Exercise requirements: Filter the data for lines with the word "desc", then copy every line so identified.

Dataset excerpts:
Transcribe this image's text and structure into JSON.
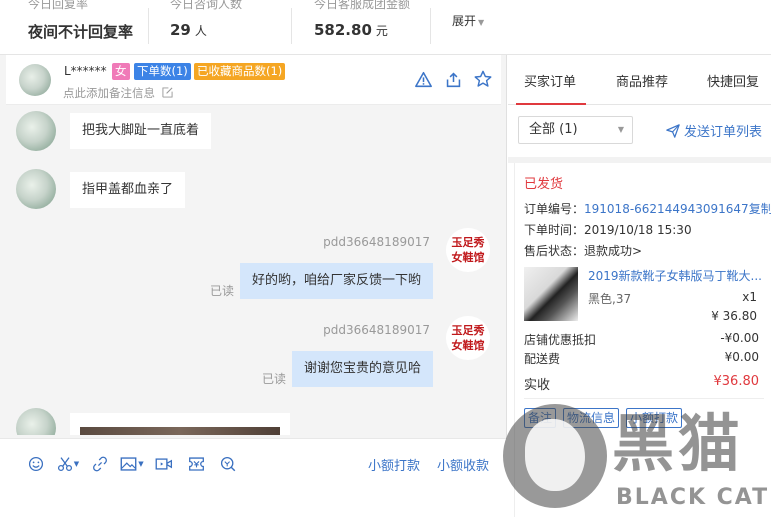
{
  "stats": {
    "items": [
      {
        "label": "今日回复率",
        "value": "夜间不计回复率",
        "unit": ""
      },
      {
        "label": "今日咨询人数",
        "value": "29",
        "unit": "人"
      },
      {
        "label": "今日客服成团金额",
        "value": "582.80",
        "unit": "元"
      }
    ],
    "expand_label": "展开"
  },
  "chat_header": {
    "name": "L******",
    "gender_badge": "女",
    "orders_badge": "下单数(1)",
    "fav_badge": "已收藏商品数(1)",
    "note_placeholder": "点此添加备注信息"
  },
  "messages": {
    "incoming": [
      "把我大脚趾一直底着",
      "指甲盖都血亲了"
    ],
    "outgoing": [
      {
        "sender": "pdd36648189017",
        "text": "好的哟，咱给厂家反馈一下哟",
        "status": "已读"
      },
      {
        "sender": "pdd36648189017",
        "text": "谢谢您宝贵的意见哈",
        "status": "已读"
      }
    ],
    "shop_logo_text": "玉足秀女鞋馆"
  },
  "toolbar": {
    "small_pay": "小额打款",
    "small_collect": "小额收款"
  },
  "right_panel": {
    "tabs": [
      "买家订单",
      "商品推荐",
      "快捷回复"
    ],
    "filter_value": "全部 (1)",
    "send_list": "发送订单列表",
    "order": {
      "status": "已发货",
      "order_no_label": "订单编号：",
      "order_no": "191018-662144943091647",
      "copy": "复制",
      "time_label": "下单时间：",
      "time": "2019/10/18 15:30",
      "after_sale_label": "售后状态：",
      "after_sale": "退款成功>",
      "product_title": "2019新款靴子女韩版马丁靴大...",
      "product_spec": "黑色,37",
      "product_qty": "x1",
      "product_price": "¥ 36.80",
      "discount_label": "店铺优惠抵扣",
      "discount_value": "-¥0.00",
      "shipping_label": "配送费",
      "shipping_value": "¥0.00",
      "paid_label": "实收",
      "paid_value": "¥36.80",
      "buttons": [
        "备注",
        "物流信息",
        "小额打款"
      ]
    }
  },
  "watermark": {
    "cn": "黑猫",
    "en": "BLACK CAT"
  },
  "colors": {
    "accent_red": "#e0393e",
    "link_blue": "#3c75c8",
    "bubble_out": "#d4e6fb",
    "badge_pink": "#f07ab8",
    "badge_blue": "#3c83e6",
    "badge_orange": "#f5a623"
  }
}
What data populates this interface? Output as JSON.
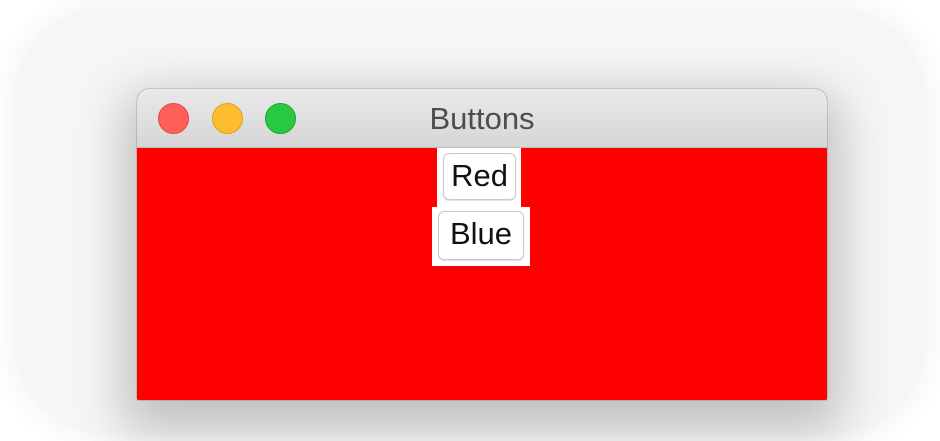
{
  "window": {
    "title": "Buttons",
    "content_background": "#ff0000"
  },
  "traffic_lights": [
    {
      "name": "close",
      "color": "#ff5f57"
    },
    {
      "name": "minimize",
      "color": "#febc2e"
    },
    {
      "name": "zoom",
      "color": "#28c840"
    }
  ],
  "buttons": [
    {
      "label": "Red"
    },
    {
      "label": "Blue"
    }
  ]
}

* * *

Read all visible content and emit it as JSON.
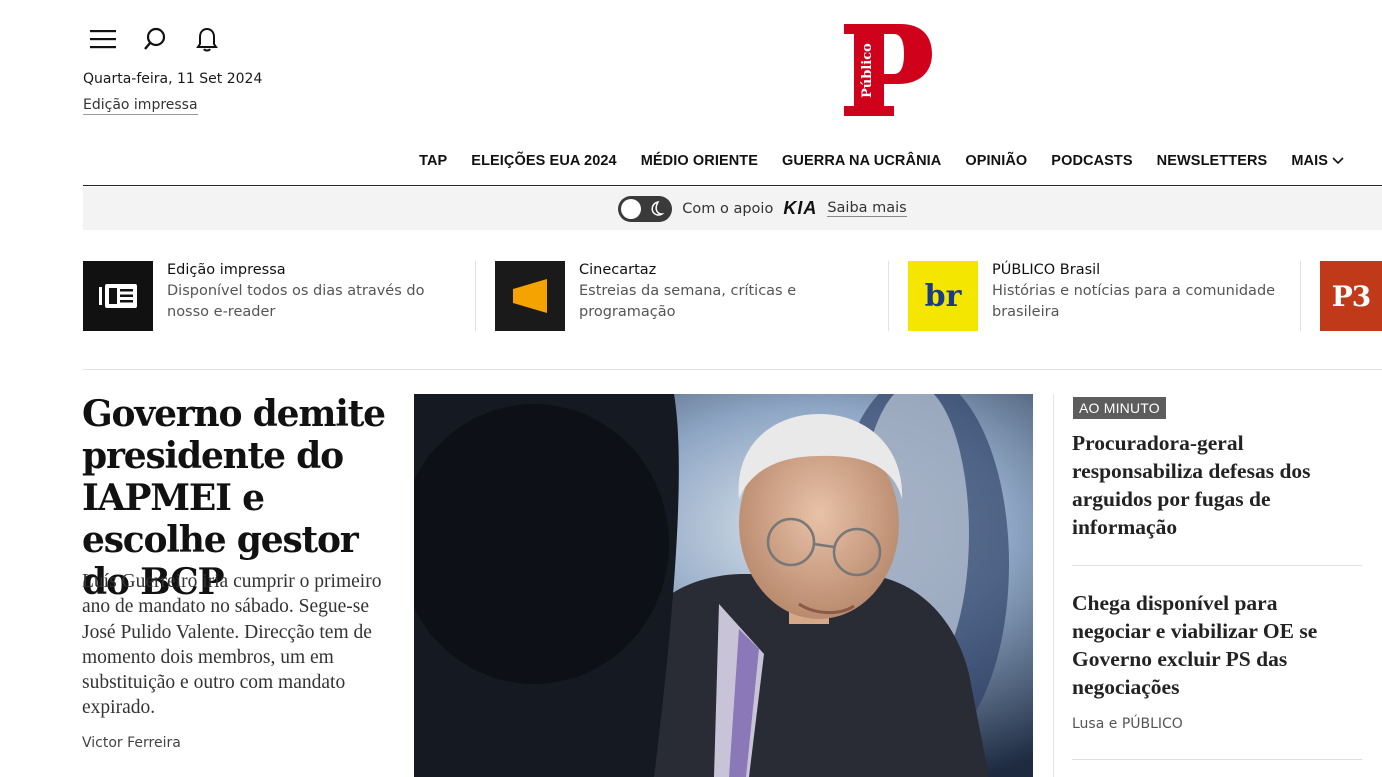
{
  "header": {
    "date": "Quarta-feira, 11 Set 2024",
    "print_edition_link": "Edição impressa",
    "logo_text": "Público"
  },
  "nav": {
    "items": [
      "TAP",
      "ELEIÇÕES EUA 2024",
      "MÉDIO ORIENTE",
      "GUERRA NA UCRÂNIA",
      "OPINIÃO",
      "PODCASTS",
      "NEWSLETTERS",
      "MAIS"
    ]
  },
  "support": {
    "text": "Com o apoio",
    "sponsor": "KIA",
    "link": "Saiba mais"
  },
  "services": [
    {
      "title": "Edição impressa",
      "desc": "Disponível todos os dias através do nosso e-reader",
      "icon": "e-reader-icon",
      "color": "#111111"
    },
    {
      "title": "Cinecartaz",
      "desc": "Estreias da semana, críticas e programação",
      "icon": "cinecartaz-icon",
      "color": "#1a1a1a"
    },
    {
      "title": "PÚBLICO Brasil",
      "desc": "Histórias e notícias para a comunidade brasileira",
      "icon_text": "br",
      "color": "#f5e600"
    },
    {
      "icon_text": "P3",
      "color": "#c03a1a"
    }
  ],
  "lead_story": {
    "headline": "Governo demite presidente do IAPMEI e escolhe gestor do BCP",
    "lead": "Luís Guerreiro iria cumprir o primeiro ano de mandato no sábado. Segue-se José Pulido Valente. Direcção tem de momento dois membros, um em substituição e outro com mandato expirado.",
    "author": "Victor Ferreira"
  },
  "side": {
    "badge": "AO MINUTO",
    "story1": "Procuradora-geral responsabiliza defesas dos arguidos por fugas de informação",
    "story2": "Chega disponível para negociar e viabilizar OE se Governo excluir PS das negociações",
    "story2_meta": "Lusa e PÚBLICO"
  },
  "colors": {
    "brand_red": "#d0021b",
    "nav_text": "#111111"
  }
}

Answer for this exercise:
      "desc": "Disponível todos os dias através do nosso e-reader",
      "desc": "Estreias da semana, críticas e programação",
      "desc": "Histórias e notícias para a comunidade brasileira",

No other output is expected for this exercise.